## Begin Records to use
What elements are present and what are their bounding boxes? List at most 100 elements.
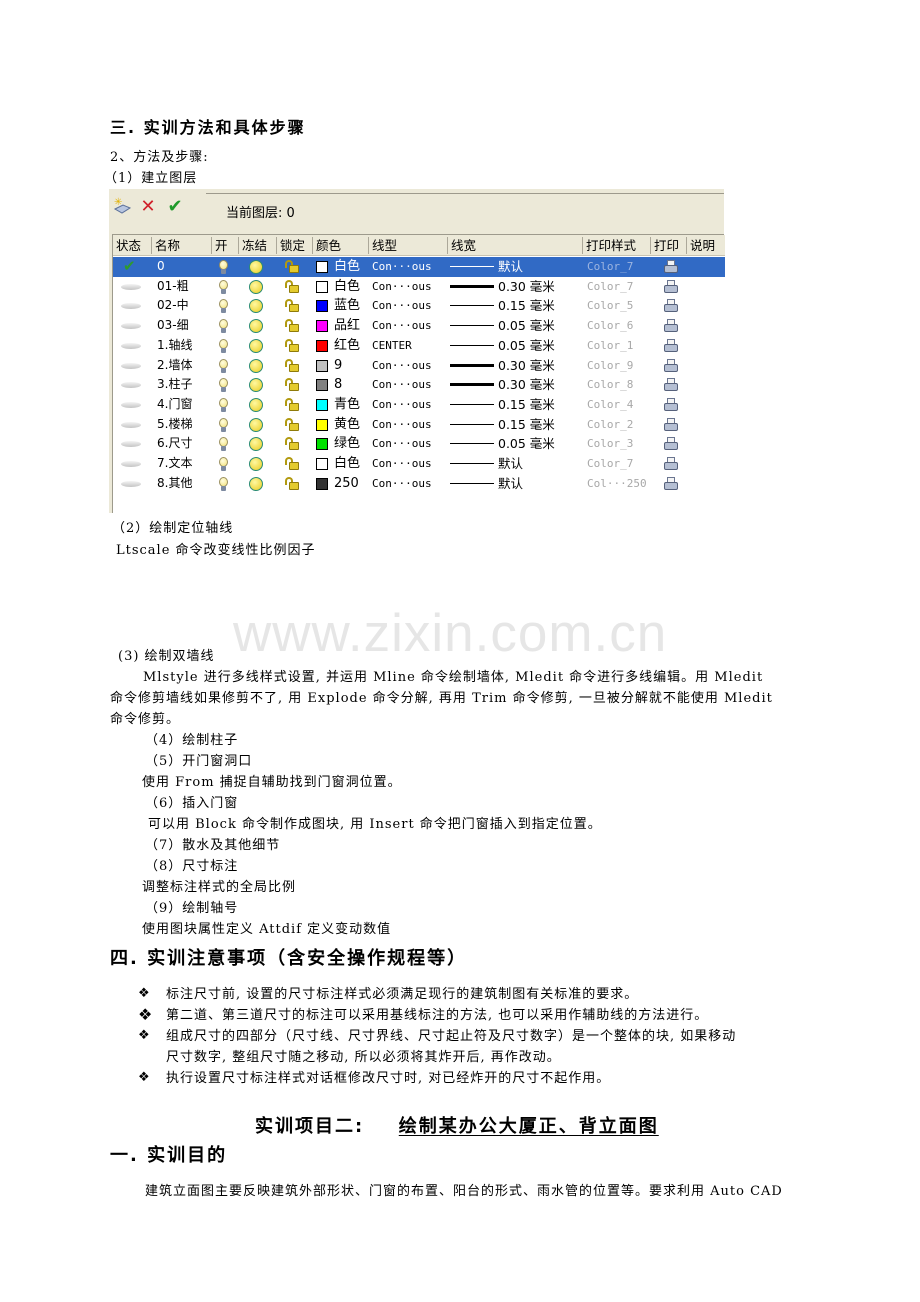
sun-thawed-icon[interactable]	[249, 378, 263, 393]
layer-row[interactable]: 6.尺寸 绿色 Con···ous 0.05 毫米 Color_3	[113, 434, 725, 454]
layer-name[interactable]: 0	[157, 257, 165, 277]
sun-thawed-icon[interactable]	[249, 260, 263, 274]
color-name[interactable]: 蓝色	[334, 296, 360, 316]
layer-name[interactable]: 8.其他	[157, 474, 192, 494]
layer-row[interactable]: 4.门窗 青色 Con···ous 0.15 毫米 Color_4	[113, 395, 725, 415]
sun-thawed-icon[interactable]	[249, 457, 263, 471]
sun-thawed-icon[interactable]	[249, 279, 263, 294]
delete-layer-icon[interactable]: ✕	[138, 196, 158, 217]
layer-name[interactable]: 3.柱子	[157, 375, 192, 395]
sun-thawed-icon[interactable]	[249, 476, 263, 491]
color-swatch[interactable]	[316, 300, 328, 313]
printer-icon[interactable]	[663, 299, 679, 313]
lineweight-value[interactable]: 0.15 毫米	[498, 296, 555, 316]
layer-name[interactable]: 4.门窗	[157, 395, 192, 415]
lineweight-value[interactable]: 默认	[498, 474, 523, 494]
layer-row[interactable]: 2.墙体 9 Con···ous 0.30 毫米 Color_9	[113, 356, 725, 376]
color-swatch[interactable]	[316, 379, 328, 392]
layer-row[interactable]: 01-粗 白色 Con···ous 0.30 毫米 Color_7	[113, 277, 725, 297]
layer-name[interactable]: 01-粗	[157, 277, 189, 297]
linetype[interactable]: CENTER	[372, 336, 412, 356]
unlock-icon[interactable]	[285, 299, 299, 313]
unlock-icon[interactable]	[285, 397, 299, 411]
col-header-status[interactable]: 状态	[113, 237, 151, 254]
printer-icon[interactable]	[663, 358, 679, 373]
col-header-lock[interactable]: 锁定	[276, 237, 312, 254]
printer-icon[interactable]	[663, 279, 679, 294]
sun-thawed-icon[interactable]	[249, 338, 263, 353]
linetype[interactable]: Con···ous	[372, 356, 432, 376]
color-name[interactable]: 250	[334, 474, 359, 494]
printer-icon[interactable]	[663, 319, 679, 333]
lineweight-value[interactable]: 0.30 毫米	[498, 356, 555, 376]
layer-name[interactable]: 03-细	[157, 316, 189, 336]
col-header-linetype[interactable]: 线型	[368, 237, 447, 254]
unlock-icon[interactable]	[285, 437, 299, 451]
layer-row[interactable]: 02-中 蓝色 Con···ous 0.15 毫米 Color_5	[113, 296, 725, 316]
col-header-freeze[interactable]: 冻结	[238, 237, 276, 254]
color-swatch[interactable]	[316, 477, 328, 490]
unlock-icon[interactable]	[285, 358, 299, 372]
unlock-icon[interactable]	[285, 279, 299, 293]
color-name[interactable]: 青色	[334, 395, 360, 415]
set-current-icon[interactable]: ✔	[165, 196, 185, 217]
col-header-plot[interactable]: 打印	[650, 237, 686, 254]
color-swatch[interactable]	[316, 438, 328, 451]
unlock-icon[interactable]	[285, 457, 299, 470]
col-header-color[interactable]: 颜色	[312, 237, 368, 254]
linetype[interactable]: Con···ous	[372, 375, 432, 395]
color-swatch[interactable]	[316, 280, 328, 293]
linetype[interactable]: Con···ous	[372, 454, 432, 474]
col-header-name[interactable]: 名称	[151, 237, 207, 254]
color-name[interactable]: 白色	[334, 277, 360, 297]
printer-icon[interactable]	[663, 457, 679, 471]
layer-row[interactable]: 3.柱子 8 Con···ous 0.30 毫米 Color_8	[113, 375, 725, 395]
sun-thawed-icon[interactable]	[249, 437, 263, 452]
printer-icon[interactable]	[663, 437, 679, 451]
col-header-lineweight[interactable]: 线宽	[447, 237, 582, 254]
linetype[interactable]: Con···ous	[372, 415, 432, 435]
color-swatch[interactable]	[316, 458, 328, 470]
lineweight-value[interactable]: 0.05 毫米	[498, 336, 555, 356]
layer-row[interactable]: 5.楼梯 黄色 Con···ous 0.15 毫米 Color_2	[113, 415, 725, 435]
unlock-icon[interactable]	[285, 378, 299, 392]
lineweight-value[interactable]: 0.30 毫米	[498, 375, 555, 395]
linetype[interactable]: Con···ous	[372, 277, 432, 297]
unlock-icon[interactable]	[285, 338, 299, 352]
unlock-icon[interactable]	[285, 319, 299, 333]
layer-row[interactable]: 7.文本 白色 Con···ous 默认 Color_7	[113, 454, 725, 474]
color-name[interactable]: 绿色	[334, 434, 360, 454]
new-layer-icon[interactable]: ✳	[112, 196, 132, 216]
color-swatch[interactable]	[316, 418, 328, 431]
printer-icon[interactable]	[663, 417, 679, 432]
linetype[interactable]: Con···ous	[372, 395, 432, 415]
layer-name[interactable]: 02-中	[157, 296, 189, 316]
linetype[interactable]: Con···ous	[372, 257, 432, 277]
color-name[interactable]: 品红	[334, 316, 360, 336]
col-header-on[interactable]: 开	[211, 237, 238, 254]
layer-name[interactable]: 2.墙体	[157, 356, 192, 376]
col-header-plot-style[interactable]: 打印样式	[582, 237, 650, 254]
lineweight-value[interactable]: 0.05 毫米	[498, 434, 555, 454]
layer-row[interactable]: 8.其他 250 Con···ous 默认 Col···250	[113, 474, 725, 494]
color-name[interactable]: 8	[334, 375, 342, 395]
color-swatch[interactable]	[316, 398, 328, 411]
color-name[interactable]: 白色	[334, 257, 360, 277]
color-name[interactable]: 红色	[334, 336, 360, 356]
color-swatch[interactable]	[316, 320, 328, 333]
color-name[interactable]: 9	[334, 356, 342, 376]
lineweight-value[interactable]: 0.15 毫米	[498, 415, 555, 435]
lineweight-value[interactable]: 0.05 毫米	[498, 316, 555, 336]
sun-thawed-icon[interactable]	[249, 397, 263, 412]
linetype[interactable]: Con···ous	[372, 434, 432, 454]
lineweight-value[interactable]: 0.30 毫米	[498, 277, 555, 297]
color-swatch[interactable]	[316, 359, 328, 372]
layer-row[interactable]: ✔ 0 白色 Con···ous 默认 Color_7	[113, 257, 725, 277]
color-name[interactable]: 白色	[334, 454, 360, 474]
sun-thawed-icon[interactable]	[249, 319, 263, 334]
color-name[interactable]: 黄色	[334, 415, 360, 435]
color-swatch[interactable]	[316, 339, 328, 352]
layer-row[interactable]: 1.轴线 红色 CENTER 0.05 毫米 Color_1	[113, 336, 725, 356]
color-swatch[interactable]	[316, 261, 328, 273]
sun-thawed-icon[interactable]	[249, 299, 263, 314]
## End Records to use
From the rows above, pull out each one that contains the word "linetype" and copy it unchanged.

• The output
linetype[interactable]: CENTER	[372, 336, 412, 356]
linetype[interactable]: Con···ous	[372, 356, 432, 376]
col-header-linetype[interactable]: 线型	[368, 237, 447, 254]
linetype[interactable]: Con···ous	[372, 375, 432, 395]
linetype[interactable]: Con···ous	[372, 454, 432, 474]
linetype[interactable]: Con···ous	[372, 415, 432, 435]
linetype[interactable]: Con···ous	[372, 277, 432, 297]
linetype[interactable]: Con···ous	[372, 395, 432, 415]
linetype[interactable]: Con···ous	[372, 257, 432, 277]
linetype[interactable]: Con···ous	[372, 434, 432, 454]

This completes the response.